EXERCISE PROMPT: Copy every line from the material below that holds "premier".
** START RECORDS FOR PROCESSING **
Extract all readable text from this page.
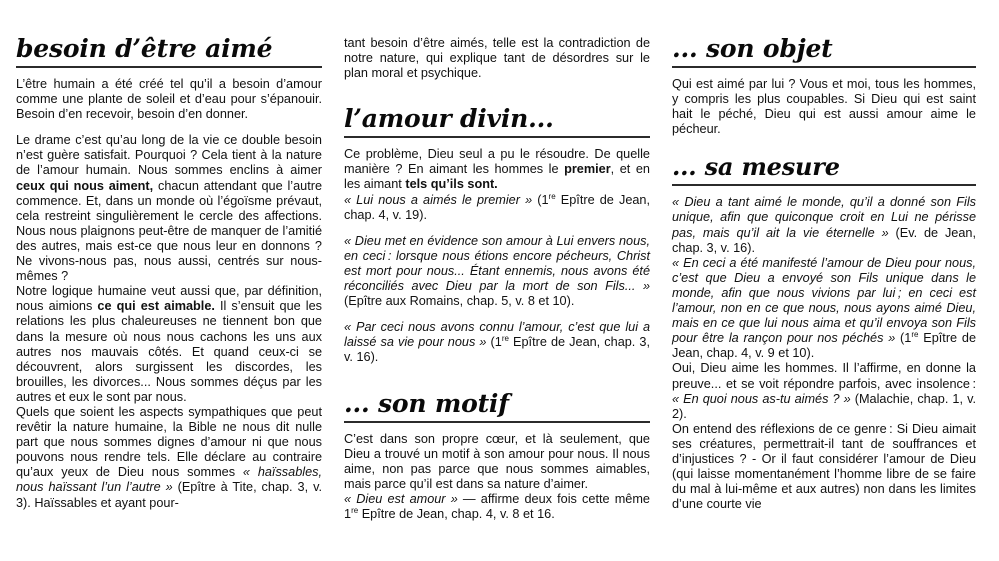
besoin d’être aimé

L’être humain a été créé tel qu’il a besoin d’amour comme une plante de soleil et d’eau pour s’épanouir. Besoin d’en recevoir, besoin d’en donner.

Le drame c’est qu’au long de la vie ce double besoin n’est guère satisfait. Pourquoi ? Cela tient à la nature de l’amour humain. Nous sommes enclins à aimer ceux qui nous aiment, chacun attendant que l’autre commence. Et, dans un monde où l’égoïsme prévaut, cela restreint singulièrement le cercle des affections. Nous nous plaignons peut-être de manquer de l’amitié des autres, mais est-ce que nous leur en donnons ? Ne vivons-nous pas, nous aussi, centrés sur nous-mêmes ?

Notre logique humaine veut aussi que, par définition, nous aimions ce qui est aimable. Il s’ensuit que les relations les plus chaleureuses ne tiennent bon que dans la mesure où nous nous cachons les uns aux autres nos mauvais côtés. Et quand ceux-ci se découvrent, alors surgissent les discordes, les brouilles, les divorces... Nous sommes déçus par les autres et eux le sont par nous.

Quels que soient les aspects sympathiques que peut revêtir la nature humaine, la Bible ne nous dit nulle part que nous sommes dignes d’amour ni que nous pouvons nous rendre tels. Elle déclare au contraire qu’aux yeux de Dieu nous sommes « haïssables, nous haïssant l’un l’autre » (Epître à Tite, chap. 3, v. 3). Haïssables et ayant pour-

tant besoin d’être aimés, telle est la contradiction de notre nature, qui explique tant de désordres sur le plan moral et psychique.

l’amour divin...

Ce problème, Dieu seul a pu le résoudre. De quelle manière ? En aimant les hommes le premier, et en les aimant tels qu’ils sont.

« Lui nous a aimés le premier » (1re Epître de Jean, chap. 4, v. 19).

« Dieu met en évidence son amour à Lui envers nous, en ceci : lorsque nous étions encore pécheurs, Christ est mort pour nous... Étant ennemis, nous avons été réconciliés avec Dieu par la mort de son Fils... » (Epître aux Romains, chap. 5, v. 8 et 10).

« Par ceci nous avons connu l’amour, c’est que lui a laissé sa vie pour nous » (1re Epître de Jean, chap. 3, v. 16).

... son motif

C’est dans son propre cœur, et là seulement, que Dieu a trouvé un motif à son amour pour nous. Il nous aime, non pas parce que nous sommes aimables, mais parce qu’il est dans sa nature d’aimer.

« Dieu est amour » — affirme deux fois cette même 1re Epître de Jean, chap. 4, v. 8 et 16.

... son objet

Qui est aimé par lui ? Vous et moi, tous les hommes, y compris les plus coupables. Si Dieu qui est saint hait le péché, Dieu qui est aussi amour aime le pécheur.

... sa mesure

« Dieu a tant aimé le monde, qu’il a donné son Fils unique, afin que quiconque croit en Lui ne périsse pas, mais qu’il ait la vie éternelle » (Ev. de Jean, chap. 3, v. 16).

« En ceci a été manifesté l’amour de Dieu pour nous, c’est que Dieu a envoyé son Fils unique dans le monde, afin que nous vivions par lui ; en ceci est l’amour, non en ce que nous, nous ayons aimé Dieu, mais en ce que lui nous aima et qu’il envoya son Fils pour être la rançon pour nos péchés » (1re Epître de Jean, chap. 4, v. 9 et 10).

Oui, Dieu aime les hommes. Il l’affirme, en donne la preuve... et se voit répondre parfois, avec insolence : « En quoi nous as-tu aimés ? » (Malachie, chap. 1, v. 2).

On entend des réflexions de ce genre : Si Dieu aimait ses créatures, permettrait-il tant de souffrances et d’injustices ? - Or il faut considérer l’amour de Dieu (qui laisse momentanément l’homme libre de se faire du mal à lui-même et aux autres) non dans les limites d’une courte vie
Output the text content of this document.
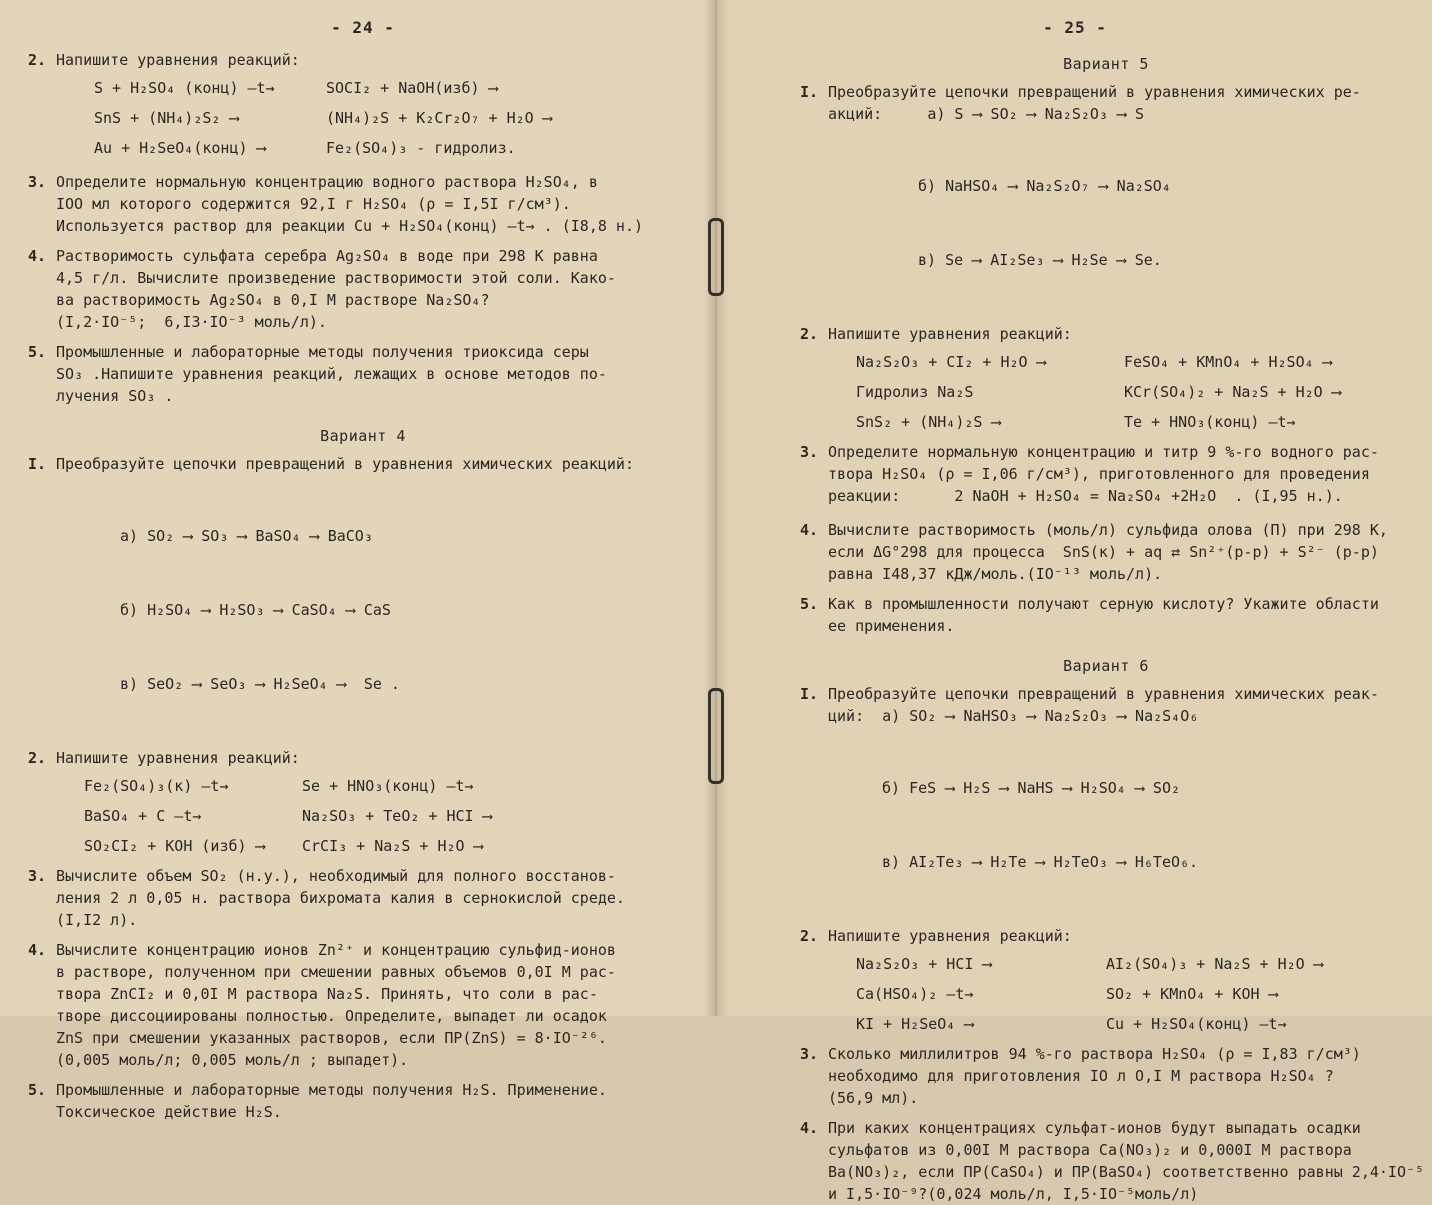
- 24 -
2. Напишите уравнения реакций:
S + H₂SO₄ (конц) —t→	SOCI₂ + NaOH(изб) ⟶
SnS + (NH₄)₂S₂ ⟶	(NH₄)₂S + K₂Cr₂O₇ + H₂O ⟶
Au + H₂SeO₄(конц) ⟶	Fe₂(SO₄)₃ - гидролиз.
3. Определите нормальную концентрацию водного раствора H₂SO₄, в
IOO мл которого содержится 92,I г H₂SO₄ (ρ = I,5I г/см³).
Используется раствор для реакции Cu + H₂SO₄(конц) —t→ . (I8,8 н.)
4. Растворимость сульфата серебра Ag₂SO₄ в воде при 298 К равна
4,5 г/л. Вычислите произведение растворимости этой соли. Како-
ва растворимость Ag₂SO₄ в 0,I М растворе Na₂SO₄?
(I,2·IO⁻⁵;  6,I3·IO⁻³ моль/л).
5. Промышленные и лабораторные методы получения триоксида серы
SO₃ .Напишите уравнения реакций, лежащих в основе методов по-
лучения SO₃ .
Вариант 4
I. Преобразуйте цепочки превращений в уравнения химических реакций:

а) SO₂ ⟶ SO₃ ⟶ BaSO₄ ⟶ BaCO₃

б) H₂SO₄ ⟶ H₂SO₃ ⟶ CaSO₄ ⟶ CaS

в) SeO₂ ⟶ SeO₃ ⟶ H₂SeO₄ ⟶  Se .

2. Напишите уравнения реакций:
Fe₂(SO₄)₃(к) —t→	Se + HNO₃(конц) —t→
BaSO₄ + C —t→	Na₂SO₃ + TeO₂ + HCI ⟶
SO₂CI₂ + KOH (изб) ⟶	CrCI₃ + Na₂S + H₂O ⟶
3. Вычислите объем SO₂ (н.у.), необходимый для полного восстанов-
ления 2 л 0,05 н. раствора бихромата калия в сернокислой среде.
(I,I2 л).
4. Вычислите концентрацию ионов Zn²⁺ и концентрацию сульфид-ионов
в растворе, полученном при смешении равных объемов 0,0I М рас-
твора ZnCI₂ и 0,0I М раствора Na₂S. Принять, что соли в рас-
творе диссоциированы полностью. Определите, выпадет ли осадок
ZnS при смешении указанных растворов, если ПР(ZnS) = 8·IO⁻²⁶.
(0,005 моль/л; 0,005 моль/л ; выпадет).
5. Промышленные и лабораторные методы получения H₂S. Применение.
Токсическое действие H₂S.
- 25 -
Вариант 5
I. Преобразуйте цепочки превращений в уравнения химических ре-
акций:     а) S ⟶ SO₂ ⟶ Na₂S₂O₃ ⟶ S

б) NaHSO₄ ⟶ Na₂S₂O₇ ⟶ Na₂SO₄

в) Se ⟶ AI₂Se₃ ⟶ H₂Se ⟶ Se.

2. Напишите уравнения реакций:
Na₂S₂O₃ + CI₂ + H₂O ⟶	FeSO₄ + KMnO₄ + H₂SO₄ ⟶
Гидролиз Na₂S	KCr(SO₄)₂ + Na₂S + H₂O ⟶
SnS₂ + (NH₄)₂S ⟶	Te + HNO₃(конц) —t→
3. Определите нормальную концентрацию и титр 9 %-го водного рас-
твора H₂SO₄ (ρ = I,06 г/см³), приготовленного для проведения
реакции:      2 NaOH + H₂SO₄ = Na₂SO₄ +2H₂O  . (I,95 н.).
4. Вычислите растворимость (моль/л) сульфида олова (П) при 298 К,
если ΔG°298 для процесса  SnS(к) + aq ⇄ Sn²⁺(р-р) + S²⁻ (р-р)
равна I48,37 кДж/моль.(IO⁻¹³ моль/л).
5. Как в промышленности получают серную кислоту? Укажите области
ее применения.
Вариант 6
I. Преобразуйте цепочки превращений в уравнения химических реак-
ций:  а) SO₂ ⟶ NaHSO₃ ⟶ Na₂S₂O₃ ⟶ Na₂S₄O₆

б) FeS ⟶ H₂S ⟶ NaHS ⟶ H₂SO₄ ⟶ SO₂

в) AI₂Te₃ ⟶ H₂Te ⟶ H₂TeO₃ ⟶ H₆TeO₆.

2. Напишите уравнения реакций:
Na₂S₂O₃ + HCI ⟶	AI₂(SO₄)₃ + Na₂S + H₂O ⟶
Ca(HSO₄)₂ —t→	SO₂ + KMnO₄ + KOH ⟶
KI + H₂SeO₄ ⟶	Cu + H₂SO₄(конц) —t→
3. Сколько миллилитров 94 %-го раствора H₂SO₄ (ρ = I,83 г/см³)
необходимо для приготовления IO л O,I М раствора H₂SO₄ ?
(56,9 мл).
4. При каких концентрациях сульфат-ионов будут выпадать осадки
сульфатов из 0,00I М раствора Ca(NO₃)₂ и 0,000I М раствора
Ba(NO₃)₂, если ПР(CaSO₄) и ПР(BaSO₄) соответственно равны 2,4·IO⁻⁵
и I,5·IO⁻⁹?(0,024 моль/л, I,5·IO⁻⁵моль/л)
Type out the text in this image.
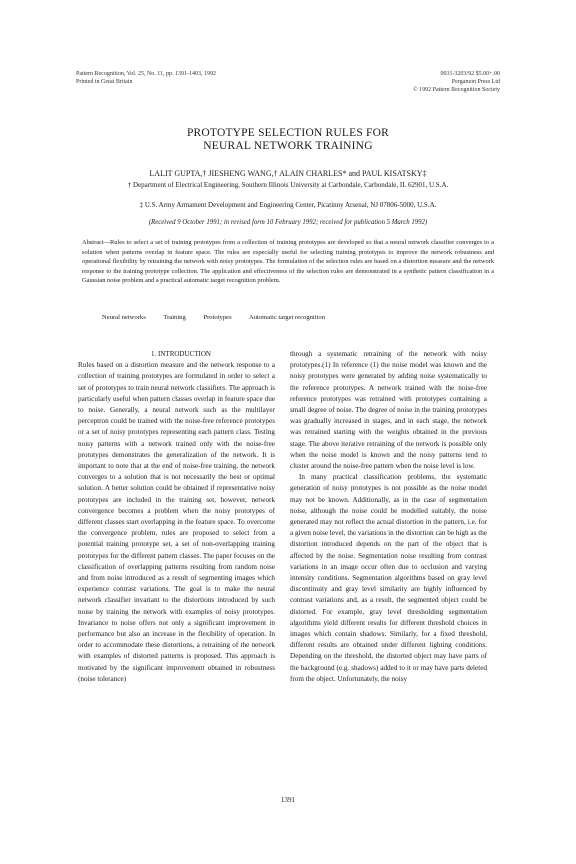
Pattern Recognition, Vol. 25, No. 11, pp. 1391-1403, 1992
Printed in Great Britain
0031-3203/92 $5.00+.00
Pergamon Press Ltd
© 1992 Pattern Recognition Society
PROTOTYPE SELECTION RULES FOR
NEURAL NETWORK TRAINING
LALIT GUPTA,† JIESHENG WANG,† ALAIN CHARLES* and PAUL KISATSKY‡
† Department of Electrical Engineering, Southern Illinois University at Carbondale, Carbondale, IL 62901, U.S.A.
‡ U.S. Army Armament Development and Engineering Center, Picatinny Arsenal, NJ 07806-5000, U.S.A.
(Received 9 October 1991; in revised form 10 February 1992; received for publication 5 March 1992)
Abstract—Rules to select a set of training prototypes from a collection of training prototypes are developed so that a neural network classifier converges to a solution when patterns overlap in feature space. The rules are especially useful for selecting training prototypes to improve the network robustness and operational flexibility by retraining the network with noisy prototypes. The formulation of the selection rules are based on a distortion measure and the network response to the training prototype collection. The application and effectiveness of the selection rules are demonstrated in a synthetic pattern classification in a Gaussian noise problem and a practical automatic target recognition problem.
Neural networks	Training	Prototypes	Automatic target recognition

1. INTRODUCTION

Rules based on a distortion measure and the network response to a collection of training prototypes are formulated in order to select a set of prototypes to train neural network classifiers. The approach is particularly useful when pattern classes overlap in feature space due to noise. Generally, a neural network such as the multilayer perceptron could be trained with the noise-free reference prototypes or a set of noisy prototypes representing each pattern class. Testing noisy patterns with a network trained only with the noise-free prototypes demonstrates the generalization of the network. It is important to note that at the end of noise-free training, the network converges to a solution that is not necessarily the best or optimal solution. A better solution could be obtained if representative noisy prototypes are included in the training set, however, network convergence becomes a problem when the noisy prototypes of different classes start overlapping in the feature space. To overcome the convergence problem, rules are proposed to select from a potential training prototype set, a set of non-overlapping training prototypes for the different pattern classes. The paper focuses on the classification of overlapping patterns resulting from random noise and from noise introduced as a result of segmenting images which experience contrast variations. The goal is to make the neural network classifier invariant to the distortions introduced by such noise by training the network with examples of noisy prototypes. Invariance to noise offers not only a significant improvement in performance but also an increase in the flexibility of operation. In order to accommodate these distortions, a retraining of the network with examples of distorted patterns is proposed. This approach is motivated by the significant improvement obtained in robustness (noise tolerance)

through a systematic retraining of the network with noisy prototypes.(1) In reference (1) the noise model was known and the noisy prototypes were generated by adding noise systematically to the reference prototypes. A network trained with the noise-free reference prototypes was retrained with prototypes containing a small degree of noise. The degree of noise in the training prototypes was gradually increased in stages, and in each stage, the network was retrained starting with the weights obtained in the previous stage. The above iterative retraining of the network is possible only when the noise model is known and the noisy patterns tend to cluster around the noise-free pattern when the noise level is low.

In many practical classification problems, the systematic generation of noisy prototypes is not possible as the noise model may not be known. Additionally, as in the case of segmentation noise, although the noise could be modelled suitably, the noise generated may not reflect the actual distortion in the pattern, i.e. for a given noise level, the variations in the distortion can be high as the distortion introduced depends on the part of the object that is affected by the noise. Segmentation noise resulting from contrast variations in an image occur often due to occlusion and varying intensity conditions. Segmentation algorithms based on gray level discontinuity and gray level similarity are highly influenced by contrast variations and, as a result, the segmented object could be distorted. For example, gray level thresholding segmentation algorithms yield different results for different threshold choices in images which contain shadows. Similarly, for a fixed threshold, different results are obtained under different lighting conditions. Depending on the threshold, the distorted object may have parts of the background (e.g. shadows) added to it or may have parts deleted from the object. Unfortunately, the noisy

1391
** END RECORDS FOR PROCESSING **
EXERCISE ANSWER:
Ce problème, Dieu seul a pu le résoudre. De quelle manière ? En aimant les hommes le premier, et en les aimant tels qu’ils sont.
« Lui nous a aimés le premier » (1re Epître de Jean, chap. 4, v. 19).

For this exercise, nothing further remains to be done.